Given instruction:
Locate every line below that contains the word "Наличный" and copy it.

Stored data:
▼▼▼
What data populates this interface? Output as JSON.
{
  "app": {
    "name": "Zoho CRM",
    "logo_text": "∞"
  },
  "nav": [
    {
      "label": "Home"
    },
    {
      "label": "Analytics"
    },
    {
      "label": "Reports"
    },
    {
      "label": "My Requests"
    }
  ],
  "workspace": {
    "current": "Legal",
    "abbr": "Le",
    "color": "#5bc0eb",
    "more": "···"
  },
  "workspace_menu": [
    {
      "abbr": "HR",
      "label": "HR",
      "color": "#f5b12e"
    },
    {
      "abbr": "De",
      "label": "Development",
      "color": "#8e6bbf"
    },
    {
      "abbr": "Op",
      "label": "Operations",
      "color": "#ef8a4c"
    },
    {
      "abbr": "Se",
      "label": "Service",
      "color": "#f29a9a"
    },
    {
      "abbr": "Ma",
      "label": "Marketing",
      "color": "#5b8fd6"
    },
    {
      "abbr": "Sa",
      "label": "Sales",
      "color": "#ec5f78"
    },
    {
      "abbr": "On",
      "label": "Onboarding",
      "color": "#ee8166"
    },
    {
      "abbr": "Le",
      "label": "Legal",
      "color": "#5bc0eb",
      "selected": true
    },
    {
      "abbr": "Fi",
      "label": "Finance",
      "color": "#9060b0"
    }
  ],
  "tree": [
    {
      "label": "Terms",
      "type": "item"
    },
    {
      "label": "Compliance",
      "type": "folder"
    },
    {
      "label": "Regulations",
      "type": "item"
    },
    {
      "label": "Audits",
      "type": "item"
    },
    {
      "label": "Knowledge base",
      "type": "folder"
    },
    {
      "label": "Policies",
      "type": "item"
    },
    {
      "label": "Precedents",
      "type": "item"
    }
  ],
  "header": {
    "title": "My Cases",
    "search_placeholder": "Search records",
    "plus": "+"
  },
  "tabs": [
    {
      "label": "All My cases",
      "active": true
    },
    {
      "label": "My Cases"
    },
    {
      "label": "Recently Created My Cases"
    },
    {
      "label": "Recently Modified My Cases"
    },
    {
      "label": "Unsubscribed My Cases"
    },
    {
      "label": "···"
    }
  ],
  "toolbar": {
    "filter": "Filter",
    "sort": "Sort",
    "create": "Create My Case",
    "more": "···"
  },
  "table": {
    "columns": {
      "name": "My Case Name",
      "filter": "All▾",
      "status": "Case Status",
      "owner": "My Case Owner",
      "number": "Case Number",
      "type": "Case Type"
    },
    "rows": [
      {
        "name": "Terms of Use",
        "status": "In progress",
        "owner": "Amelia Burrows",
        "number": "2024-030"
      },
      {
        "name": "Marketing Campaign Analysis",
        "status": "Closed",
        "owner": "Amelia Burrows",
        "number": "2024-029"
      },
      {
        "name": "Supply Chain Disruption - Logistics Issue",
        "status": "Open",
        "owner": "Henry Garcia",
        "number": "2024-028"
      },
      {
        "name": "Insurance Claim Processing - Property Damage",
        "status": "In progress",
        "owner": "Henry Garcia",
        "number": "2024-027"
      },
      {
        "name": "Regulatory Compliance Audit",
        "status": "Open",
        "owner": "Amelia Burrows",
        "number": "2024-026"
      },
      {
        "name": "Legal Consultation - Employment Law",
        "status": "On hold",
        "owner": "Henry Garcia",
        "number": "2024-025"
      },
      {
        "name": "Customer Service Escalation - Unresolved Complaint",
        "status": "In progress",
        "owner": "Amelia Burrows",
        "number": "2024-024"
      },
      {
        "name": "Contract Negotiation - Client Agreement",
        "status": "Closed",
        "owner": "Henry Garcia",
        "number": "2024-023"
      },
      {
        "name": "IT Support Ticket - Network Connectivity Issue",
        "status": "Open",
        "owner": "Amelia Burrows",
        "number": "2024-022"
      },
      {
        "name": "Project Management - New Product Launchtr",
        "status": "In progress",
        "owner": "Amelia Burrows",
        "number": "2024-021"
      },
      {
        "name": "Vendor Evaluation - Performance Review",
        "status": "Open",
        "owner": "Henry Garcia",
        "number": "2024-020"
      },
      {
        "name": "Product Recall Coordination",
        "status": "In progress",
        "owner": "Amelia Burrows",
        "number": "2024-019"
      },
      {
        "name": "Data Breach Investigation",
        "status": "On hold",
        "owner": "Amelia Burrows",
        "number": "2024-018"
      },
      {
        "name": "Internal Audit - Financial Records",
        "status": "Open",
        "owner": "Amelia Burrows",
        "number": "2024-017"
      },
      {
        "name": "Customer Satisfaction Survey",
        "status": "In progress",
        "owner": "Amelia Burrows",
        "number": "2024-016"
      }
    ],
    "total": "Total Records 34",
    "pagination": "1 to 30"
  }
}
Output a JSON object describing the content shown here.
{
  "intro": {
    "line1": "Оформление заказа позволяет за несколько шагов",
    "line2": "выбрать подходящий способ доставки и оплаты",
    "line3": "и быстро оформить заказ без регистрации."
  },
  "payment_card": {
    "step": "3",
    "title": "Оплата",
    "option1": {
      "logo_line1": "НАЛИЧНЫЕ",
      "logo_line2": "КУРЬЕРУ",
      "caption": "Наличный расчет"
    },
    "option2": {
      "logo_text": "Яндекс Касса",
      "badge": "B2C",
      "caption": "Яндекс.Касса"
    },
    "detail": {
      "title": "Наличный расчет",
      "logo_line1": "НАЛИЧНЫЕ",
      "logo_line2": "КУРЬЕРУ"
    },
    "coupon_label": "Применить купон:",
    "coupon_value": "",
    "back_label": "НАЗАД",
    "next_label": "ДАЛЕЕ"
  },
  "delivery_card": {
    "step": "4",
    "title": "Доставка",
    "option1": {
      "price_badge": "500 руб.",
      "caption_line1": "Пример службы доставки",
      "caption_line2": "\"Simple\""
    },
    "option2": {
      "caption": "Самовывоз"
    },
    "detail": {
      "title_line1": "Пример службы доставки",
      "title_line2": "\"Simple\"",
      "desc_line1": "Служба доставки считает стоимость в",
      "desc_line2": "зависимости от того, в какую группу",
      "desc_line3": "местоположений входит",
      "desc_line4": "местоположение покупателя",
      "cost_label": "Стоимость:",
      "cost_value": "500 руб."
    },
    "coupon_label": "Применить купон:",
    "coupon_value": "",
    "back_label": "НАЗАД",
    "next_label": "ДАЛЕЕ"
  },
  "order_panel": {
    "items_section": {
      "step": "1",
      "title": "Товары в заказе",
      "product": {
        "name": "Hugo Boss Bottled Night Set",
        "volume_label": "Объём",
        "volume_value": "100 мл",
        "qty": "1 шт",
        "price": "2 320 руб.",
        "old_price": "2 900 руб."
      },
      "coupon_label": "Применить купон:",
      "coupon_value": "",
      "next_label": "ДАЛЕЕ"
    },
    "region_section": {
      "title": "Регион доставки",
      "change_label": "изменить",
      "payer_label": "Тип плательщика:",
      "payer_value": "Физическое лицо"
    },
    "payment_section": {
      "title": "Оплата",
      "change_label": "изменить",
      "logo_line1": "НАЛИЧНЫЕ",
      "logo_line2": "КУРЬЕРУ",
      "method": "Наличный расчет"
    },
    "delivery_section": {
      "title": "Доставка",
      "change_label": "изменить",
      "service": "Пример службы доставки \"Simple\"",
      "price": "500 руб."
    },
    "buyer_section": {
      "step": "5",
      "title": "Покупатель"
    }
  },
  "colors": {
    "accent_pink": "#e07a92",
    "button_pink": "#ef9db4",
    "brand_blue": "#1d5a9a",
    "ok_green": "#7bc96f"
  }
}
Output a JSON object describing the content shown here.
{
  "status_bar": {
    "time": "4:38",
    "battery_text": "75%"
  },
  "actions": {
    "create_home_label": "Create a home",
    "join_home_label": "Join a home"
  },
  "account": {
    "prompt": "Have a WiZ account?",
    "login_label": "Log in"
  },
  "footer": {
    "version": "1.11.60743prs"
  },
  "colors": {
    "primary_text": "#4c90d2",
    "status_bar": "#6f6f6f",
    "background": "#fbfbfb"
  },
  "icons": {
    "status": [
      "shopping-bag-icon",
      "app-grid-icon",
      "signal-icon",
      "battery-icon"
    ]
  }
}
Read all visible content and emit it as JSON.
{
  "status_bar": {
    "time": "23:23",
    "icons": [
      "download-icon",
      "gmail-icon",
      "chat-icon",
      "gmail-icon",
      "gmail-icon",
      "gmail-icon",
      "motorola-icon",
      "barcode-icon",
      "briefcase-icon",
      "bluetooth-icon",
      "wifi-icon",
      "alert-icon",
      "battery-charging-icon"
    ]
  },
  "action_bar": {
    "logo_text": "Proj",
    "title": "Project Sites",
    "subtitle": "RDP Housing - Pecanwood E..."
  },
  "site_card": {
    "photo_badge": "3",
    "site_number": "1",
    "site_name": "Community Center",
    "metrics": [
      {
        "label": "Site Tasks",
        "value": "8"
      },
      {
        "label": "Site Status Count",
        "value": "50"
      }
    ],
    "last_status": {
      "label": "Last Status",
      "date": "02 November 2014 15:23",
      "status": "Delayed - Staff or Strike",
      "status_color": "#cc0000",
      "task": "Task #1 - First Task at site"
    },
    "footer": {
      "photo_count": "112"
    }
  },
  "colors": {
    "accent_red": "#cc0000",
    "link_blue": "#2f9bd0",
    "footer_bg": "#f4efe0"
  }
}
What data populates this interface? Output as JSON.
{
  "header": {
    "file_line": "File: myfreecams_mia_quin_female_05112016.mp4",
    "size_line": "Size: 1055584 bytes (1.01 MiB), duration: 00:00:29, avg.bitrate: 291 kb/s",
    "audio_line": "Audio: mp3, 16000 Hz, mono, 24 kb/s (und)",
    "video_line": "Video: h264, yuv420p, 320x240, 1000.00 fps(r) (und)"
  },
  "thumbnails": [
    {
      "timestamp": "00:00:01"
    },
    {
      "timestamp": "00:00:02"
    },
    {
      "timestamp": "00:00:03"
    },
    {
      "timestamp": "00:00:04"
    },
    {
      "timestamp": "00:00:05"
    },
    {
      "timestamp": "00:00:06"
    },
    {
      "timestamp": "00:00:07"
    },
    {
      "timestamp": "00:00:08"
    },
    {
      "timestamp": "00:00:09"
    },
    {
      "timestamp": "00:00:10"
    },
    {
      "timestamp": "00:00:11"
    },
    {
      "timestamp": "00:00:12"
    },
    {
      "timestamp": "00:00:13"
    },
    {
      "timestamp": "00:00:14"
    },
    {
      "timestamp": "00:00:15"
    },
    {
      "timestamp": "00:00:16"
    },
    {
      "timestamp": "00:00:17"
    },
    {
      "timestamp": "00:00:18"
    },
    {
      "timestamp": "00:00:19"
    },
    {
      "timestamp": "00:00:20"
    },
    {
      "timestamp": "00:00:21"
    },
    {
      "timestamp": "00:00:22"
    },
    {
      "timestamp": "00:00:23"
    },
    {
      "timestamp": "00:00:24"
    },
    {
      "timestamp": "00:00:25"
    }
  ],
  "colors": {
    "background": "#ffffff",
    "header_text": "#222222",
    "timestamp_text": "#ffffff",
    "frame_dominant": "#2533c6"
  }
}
▲▲▲
Reply to the task:
      "caption": "Наличный расчет"
      "title": "Наличный расчет",
      "method": "Наличный расчет"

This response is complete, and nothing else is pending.